(AIM OF THE TASK): The listing below should be printed exactly, every line of it. Skip the pictures.

# start of RECORDS

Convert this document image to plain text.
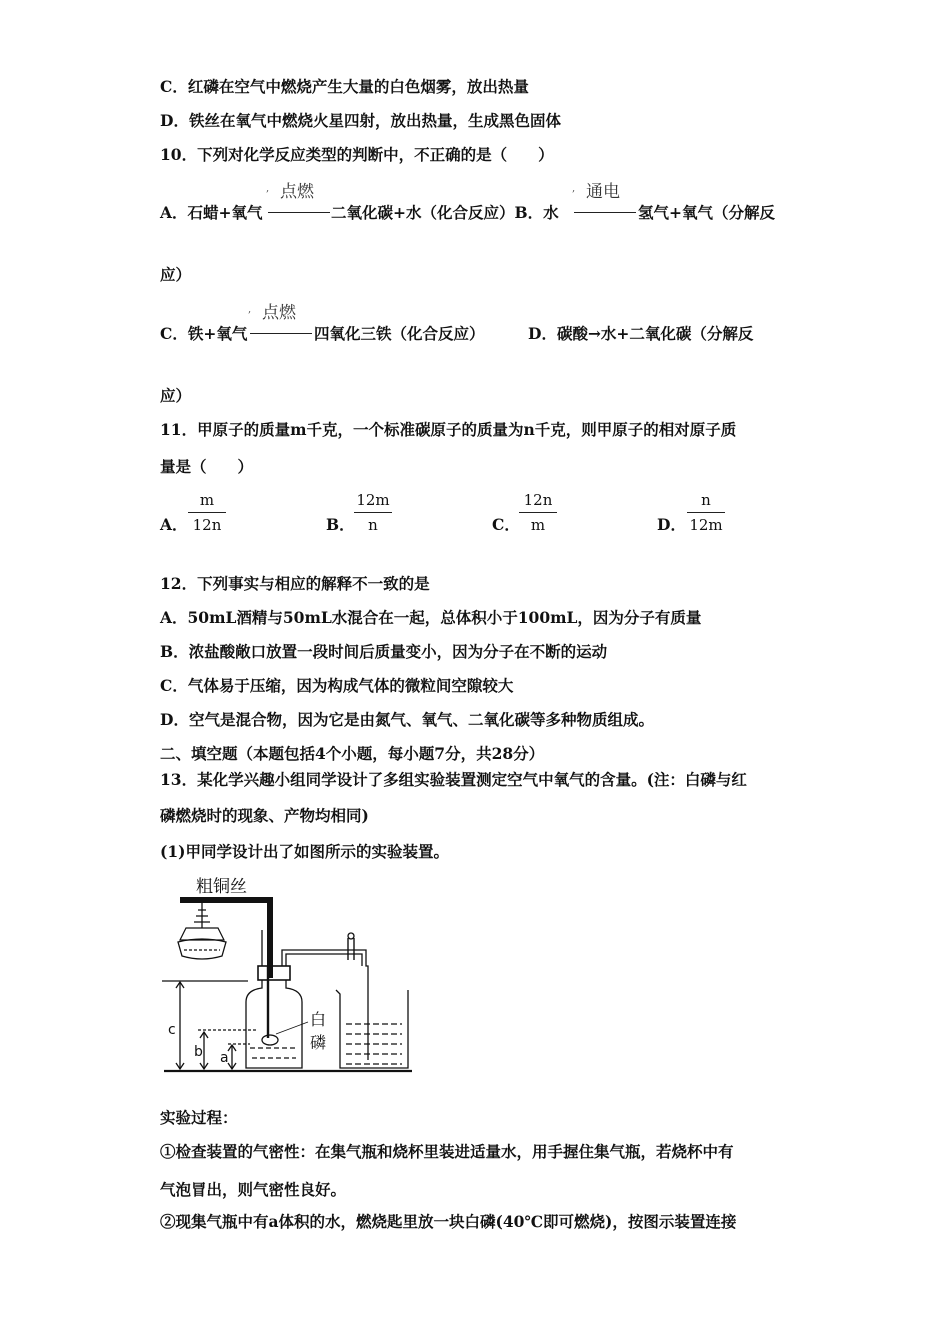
C．红磷在空气中燃烧产生大量的白色烟雾，放出热量
D．铁丝在氧气中燃烧火星四射，放出热量，生成黑色固体
10．下列对化学反应类型的判断中，不正确的是（　　）
, 点燃	, 通电
A．石蜡+氧气	二氧化碳+水（化合反应）B．水	氢气+氧气（分解反
应）
, 点燃
C．铁+氧气	四氧化三铁（化合反应）	D．碳酸→水+二氧化碳（分解反
应）
11．甲原子的质量m千克，一个标准碳原子的质量为n千克，则甲原子的相对原子质
量是（　　）
A．
m
12n	B．
12m
n	C．
12n
m	D．
n
12m
12．下列事实与相应的解释不一致的是
A．50mL酒精与50mL水混合在一起，总体积小于100mL，因为分子有质量
B．浓盐酸敞口放置一段时间后质量变小，因为分子在不断的运动
C．气体易于压缩，因为构成气体的微粒间空隙较大
D．空气是混合物，因为它是由氮气、氧气、二氧化碳等多种物质组成。
二、填空题（本题包括4个小题，每小题7分，共28分）
13．某化学兴趣小组同学设计了多组实验装置测定空气中氧气的含量。(注：白磷与红
磷燃烧时的现象、产物均相同)
(1)甲同学设计出了如图所示的实验装置。
粗铜丝
c
b a
白
磷
实验过程：
①检查装置的气密性：在集气瓶和烧杯里装进适量水，用手握住集气瓶，若烧杯中有
气泡冒出，则气密性良好。
②现集气瓶中有a体积的水，燃烧匙里放一块白磷(40℃即可燃烧)，按图示装置连接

# end of RECORDS

(RESPONSE TO THIS EXERCISE):
Convert this document image to plain text.
C．红磷在空气中燃烧产生大量的白色烟雾，放出热量
D．铁丝在氧气中燃烧火星四射，放出热量，生成黑色固体
10．下列对化学反应类型的判断中，不正确的是（　　）
, 点燃	, 通电
A．石蜡+氧气	二氧化碳+水（化合反应）B．水	氢气+氧气（分解反
应）
, 点燃
C．铁+氧气	四氧化三铁（化合反应）	D．碳酸→水+二氧化碳（分解反
应）
11．甲原子的质量m千克，一个标准碳原子的质量为n千克，则甲原子的相对原子质
量是（　　）
A．
m
12n	B．
12m
n	C．
12n
m	D．
n
12m
12．下列事实与相应的解释不一致的是
A．50mL酒精与50mL水混合在一起，总体积小于100mL，因为分子有质量
B．浓盐酸敞口放置一段时间后质量变小，因为分子在不断的运动
C．气体易于压缩，因为构成气体的微粒间空隙较大
D．空气是混合物，因为它是由氮气、氧气、二氧化碳等多种物质组成。
二、填空题（本题包括4个小题，每小题7分，共28分）
13．某化学兴趣小组同学设计了多组实验装置测定空气中氧气的含量。(注：白磷与红
磷燃烧时的现象、产物均相同)
(1)甲同学设计出了如图所示的实验装置。
粗铜丝
c
b a
白
磷
实验过程：
①检查装置的气密性：在集气瓶和烧杯里装进适量水，用手握住集气瓶，若烧杯中有
气泡冒出，则气密性良好。
②现集气瓶中有a体积的水，燃烧匙里放一块白磷(40℃即可燃烧)，按图示装置连接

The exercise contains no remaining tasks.